Keep only the lines where "Recovered" appears.

EXERCISE MATERIAL:

___

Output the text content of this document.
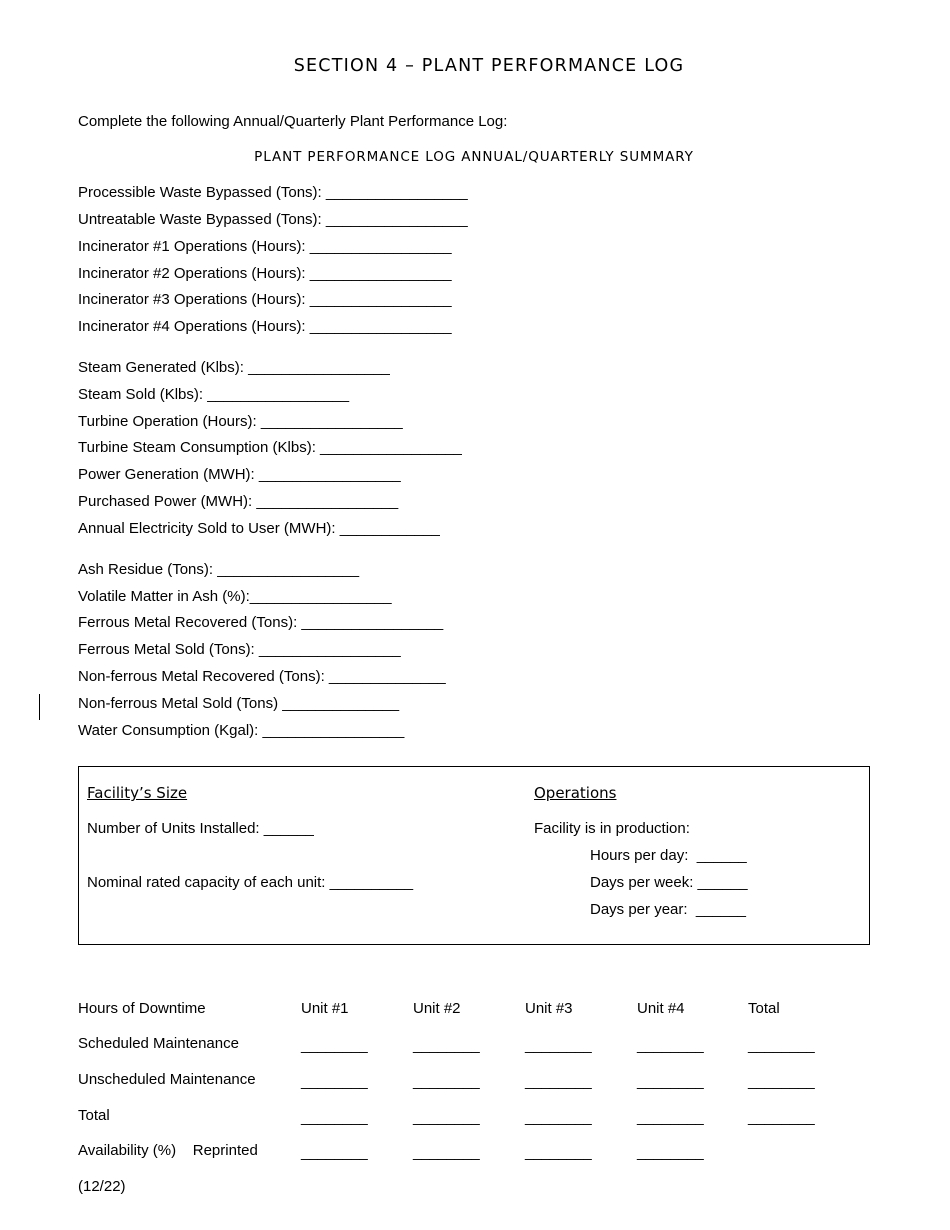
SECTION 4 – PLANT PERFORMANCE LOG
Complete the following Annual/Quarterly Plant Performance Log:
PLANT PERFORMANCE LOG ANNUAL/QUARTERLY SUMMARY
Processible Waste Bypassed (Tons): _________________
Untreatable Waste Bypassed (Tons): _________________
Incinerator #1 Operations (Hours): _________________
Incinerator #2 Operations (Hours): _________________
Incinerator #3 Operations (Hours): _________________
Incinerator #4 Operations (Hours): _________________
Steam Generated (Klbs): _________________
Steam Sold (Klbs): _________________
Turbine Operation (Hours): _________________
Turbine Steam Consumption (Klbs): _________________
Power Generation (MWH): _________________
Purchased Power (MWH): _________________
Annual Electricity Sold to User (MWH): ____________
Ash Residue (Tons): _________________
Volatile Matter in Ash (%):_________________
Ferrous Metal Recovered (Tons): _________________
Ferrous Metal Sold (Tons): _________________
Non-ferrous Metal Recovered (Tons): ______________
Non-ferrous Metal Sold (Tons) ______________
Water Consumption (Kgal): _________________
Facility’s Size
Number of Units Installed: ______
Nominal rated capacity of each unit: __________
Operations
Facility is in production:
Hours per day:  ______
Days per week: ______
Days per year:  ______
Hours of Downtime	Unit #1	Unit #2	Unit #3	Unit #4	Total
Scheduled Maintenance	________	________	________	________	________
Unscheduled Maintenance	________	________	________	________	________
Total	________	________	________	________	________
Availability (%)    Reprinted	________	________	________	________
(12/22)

___

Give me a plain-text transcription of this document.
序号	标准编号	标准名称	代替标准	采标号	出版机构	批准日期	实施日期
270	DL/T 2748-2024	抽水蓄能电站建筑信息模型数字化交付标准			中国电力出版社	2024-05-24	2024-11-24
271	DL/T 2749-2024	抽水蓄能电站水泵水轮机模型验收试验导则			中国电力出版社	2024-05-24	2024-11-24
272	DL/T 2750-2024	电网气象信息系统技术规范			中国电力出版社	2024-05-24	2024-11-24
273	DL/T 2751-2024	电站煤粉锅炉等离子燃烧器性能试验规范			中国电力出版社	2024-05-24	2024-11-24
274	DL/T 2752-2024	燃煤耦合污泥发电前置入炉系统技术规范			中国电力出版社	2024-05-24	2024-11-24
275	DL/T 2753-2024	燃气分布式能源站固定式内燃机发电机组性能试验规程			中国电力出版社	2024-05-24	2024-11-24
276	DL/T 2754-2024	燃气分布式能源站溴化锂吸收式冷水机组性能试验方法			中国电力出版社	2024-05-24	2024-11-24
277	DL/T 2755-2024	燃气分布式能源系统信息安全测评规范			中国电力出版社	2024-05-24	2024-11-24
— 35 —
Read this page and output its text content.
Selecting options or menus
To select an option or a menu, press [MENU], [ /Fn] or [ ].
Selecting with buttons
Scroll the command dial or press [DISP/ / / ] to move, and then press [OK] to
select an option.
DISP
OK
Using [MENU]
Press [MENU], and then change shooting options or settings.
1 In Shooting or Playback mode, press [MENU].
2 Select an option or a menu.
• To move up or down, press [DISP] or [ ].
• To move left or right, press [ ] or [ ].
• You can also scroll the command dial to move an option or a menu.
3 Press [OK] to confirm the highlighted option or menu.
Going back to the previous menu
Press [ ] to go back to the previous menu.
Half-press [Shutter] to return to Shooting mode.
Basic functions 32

___

WRITTEN SOLUTION:
Ferrous Metal Recovered (Tons): _________________
Non-ferrous Metal Recovered (Tons): ______________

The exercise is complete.